## INSTRUCTIONS TO FOLLOW
Collect every line that includes the string "leakage".

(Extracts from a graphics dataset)
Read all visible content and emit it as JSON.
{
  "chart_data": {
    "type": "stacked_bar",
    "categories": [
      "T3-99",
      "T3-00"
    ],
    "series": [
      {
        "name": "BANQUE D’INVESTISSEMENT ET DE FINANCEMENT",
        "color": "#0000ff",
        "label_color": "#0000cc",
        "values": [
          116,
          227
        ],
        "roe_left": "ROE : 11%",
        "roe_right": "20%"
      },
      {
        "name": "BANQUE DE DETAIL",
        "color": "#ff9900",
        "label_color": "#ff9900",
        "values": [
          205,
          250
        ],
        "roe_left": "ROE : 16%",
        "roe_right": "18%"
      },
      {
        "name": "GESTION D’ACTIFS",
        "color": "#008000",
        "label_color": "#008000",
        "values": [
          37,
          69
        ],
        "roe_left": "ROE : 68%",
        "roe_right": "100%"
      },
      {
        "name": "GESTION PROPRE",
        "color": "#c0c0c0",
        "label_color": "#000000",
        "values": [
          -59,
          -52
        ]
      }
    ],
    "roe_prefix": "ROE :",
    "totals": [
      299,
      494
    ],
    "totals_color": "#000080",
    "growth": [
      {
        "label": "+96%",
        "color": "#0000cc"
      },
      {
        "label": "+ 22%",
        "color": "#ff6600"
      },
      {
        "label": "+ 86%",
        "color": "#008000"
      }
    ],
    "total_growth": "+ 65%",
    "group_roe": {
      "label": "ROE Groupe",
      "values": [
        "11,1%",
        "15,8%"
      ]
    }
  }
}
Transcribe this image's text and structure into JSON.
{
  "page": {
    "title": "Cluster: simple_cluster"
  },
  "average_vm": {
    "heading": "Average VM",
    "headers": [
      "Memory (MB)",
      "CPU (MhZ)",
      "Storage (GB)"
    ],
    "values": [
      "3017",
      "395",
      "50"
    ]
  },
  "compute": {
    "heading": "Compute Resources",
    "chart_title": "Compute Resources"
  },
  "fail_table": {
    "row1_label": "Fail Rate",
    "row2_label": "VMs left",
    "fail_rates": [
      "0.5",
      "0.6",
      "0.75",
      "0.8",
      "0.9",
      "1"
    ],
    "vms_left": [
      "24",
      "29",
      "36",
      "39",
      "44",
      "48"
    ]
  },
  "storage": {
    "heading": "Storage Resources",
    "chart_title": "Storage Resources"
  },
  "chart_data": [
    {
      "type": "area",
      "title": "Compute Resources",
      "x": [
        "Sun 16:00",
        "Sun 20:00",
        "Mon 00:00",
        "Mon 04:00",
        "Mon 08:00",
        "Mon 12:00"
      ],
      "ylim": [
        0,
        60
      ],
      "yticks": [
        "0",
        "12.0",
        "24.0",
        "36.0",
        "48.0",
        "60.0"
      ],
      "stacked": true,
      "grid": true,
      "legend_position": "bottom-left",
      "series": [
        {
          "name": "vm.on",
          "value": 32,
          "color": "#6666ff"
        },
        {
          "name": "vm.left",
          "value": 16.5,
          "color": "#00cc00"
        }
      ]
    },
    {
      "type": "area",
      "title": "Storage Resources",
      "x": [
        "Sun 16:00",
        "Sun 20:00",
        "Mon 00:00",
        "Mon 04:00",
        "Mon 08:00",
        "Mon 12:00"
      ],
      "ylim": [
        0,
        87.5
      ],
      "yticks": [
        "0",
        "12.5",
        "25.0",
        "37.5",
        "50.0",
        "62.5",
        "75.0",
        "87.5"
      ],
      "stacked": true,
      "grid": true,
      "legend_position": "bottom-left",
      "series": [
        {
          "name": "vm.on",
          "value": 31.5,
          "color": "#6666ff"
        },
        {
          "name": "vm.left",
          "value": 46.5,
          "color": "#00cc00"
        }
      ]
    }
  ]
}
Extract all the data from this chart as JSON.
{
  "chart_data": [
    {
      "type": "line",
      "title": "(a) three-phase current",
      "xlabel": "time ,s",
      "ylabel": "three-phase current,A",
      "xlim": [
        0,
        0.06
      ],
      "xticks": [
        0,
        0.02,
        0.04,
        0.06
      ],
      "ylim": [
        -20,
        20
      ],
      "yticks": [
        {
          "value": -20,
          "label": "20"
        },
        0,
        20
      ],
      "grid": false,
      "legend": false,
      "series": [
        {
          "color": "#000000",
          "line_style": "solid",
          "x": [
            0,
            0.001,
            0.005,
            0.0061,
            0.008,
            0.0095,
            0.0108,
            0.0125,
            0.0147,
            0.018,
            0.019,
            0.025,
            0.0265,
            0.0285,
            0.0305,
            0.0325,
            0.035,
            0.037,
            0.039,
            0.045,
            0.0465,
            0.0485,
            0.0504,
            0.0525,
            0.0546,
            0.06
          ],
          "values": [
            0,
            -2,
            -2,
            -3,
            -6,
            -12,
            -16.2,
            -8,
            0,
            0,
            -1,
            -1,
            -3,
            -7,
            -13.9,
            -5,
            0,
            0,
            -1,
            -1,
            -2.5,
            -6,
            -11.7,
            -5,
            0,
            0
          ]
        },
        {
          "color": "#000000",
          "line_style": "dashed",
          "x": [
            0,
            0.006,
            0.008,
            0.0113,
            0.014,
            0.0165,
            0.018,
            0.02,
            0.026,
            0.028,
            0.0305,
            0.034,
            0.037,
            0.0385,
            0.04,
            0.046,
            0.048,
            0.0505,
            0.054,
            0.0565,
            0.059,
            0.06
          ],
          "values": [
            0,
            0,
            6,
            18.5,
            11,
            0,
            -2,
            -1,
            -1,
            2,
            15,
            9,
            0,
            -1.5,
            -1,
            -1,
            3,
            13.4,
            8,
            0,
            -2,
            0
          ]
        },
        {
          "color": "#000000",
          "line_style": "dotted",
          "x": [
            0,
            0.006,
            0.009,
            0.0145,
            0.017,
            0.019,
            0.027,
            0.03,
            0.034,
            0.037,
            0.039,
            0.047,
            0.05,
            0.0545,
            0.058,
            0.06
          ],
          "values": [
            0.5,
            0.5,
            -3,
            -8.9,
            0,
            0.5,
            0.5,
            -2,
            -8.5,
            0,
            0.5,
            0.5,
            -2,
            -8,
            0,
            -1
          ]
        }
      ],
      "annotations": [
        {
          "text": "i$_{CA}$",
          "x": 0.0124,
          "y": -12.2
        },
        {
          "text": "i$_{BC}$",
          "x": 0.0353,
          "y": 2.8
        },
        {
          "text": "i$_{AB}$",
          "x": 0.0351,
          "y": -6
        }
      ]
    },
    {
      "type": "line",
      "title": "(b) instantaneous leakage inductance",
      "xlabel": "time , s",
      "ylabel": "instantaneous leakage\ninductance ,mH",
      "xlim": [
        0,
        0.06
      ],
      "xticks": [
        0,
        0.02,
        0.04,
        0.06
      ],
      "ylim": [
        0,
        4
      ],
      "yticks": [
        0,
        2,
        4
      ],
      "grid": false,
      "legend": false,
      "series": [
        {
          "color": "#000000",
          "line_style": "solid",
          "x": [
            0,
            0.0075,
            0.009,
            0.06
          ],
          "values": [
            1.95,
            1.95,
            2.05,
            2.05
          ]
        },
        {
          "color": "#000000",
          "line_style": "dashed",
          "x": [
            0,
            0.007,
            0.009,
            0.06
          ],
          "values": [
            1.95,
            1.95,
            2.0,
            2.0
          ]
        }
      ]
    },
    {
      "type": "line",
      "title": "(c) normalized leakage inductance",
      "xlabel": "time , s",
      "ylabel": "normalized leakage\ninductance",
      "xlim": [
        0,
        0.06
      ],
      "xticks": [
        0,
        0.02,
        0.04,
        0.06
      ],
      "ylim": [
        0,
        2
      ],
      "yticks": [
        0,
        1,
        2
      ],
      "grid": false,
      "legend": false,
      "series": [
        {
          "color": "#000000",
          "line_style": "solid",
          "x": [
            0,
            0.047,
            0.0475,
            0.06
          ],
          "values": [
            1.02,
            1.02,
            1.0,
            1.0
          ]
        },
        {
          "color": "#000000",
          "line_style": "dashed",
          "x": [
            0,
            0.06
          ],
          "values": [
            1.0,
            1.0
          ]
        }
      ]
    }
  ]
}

## RESULT FOR THIS TASK
      "title": "(b) instantaneous leakage inductance",
      "ylabel": "instantaneous leakage\ninductance ,mH",
      "title": "(c) normalized leakage inductance",
      "ylabel": "normalized leakage\ninductance",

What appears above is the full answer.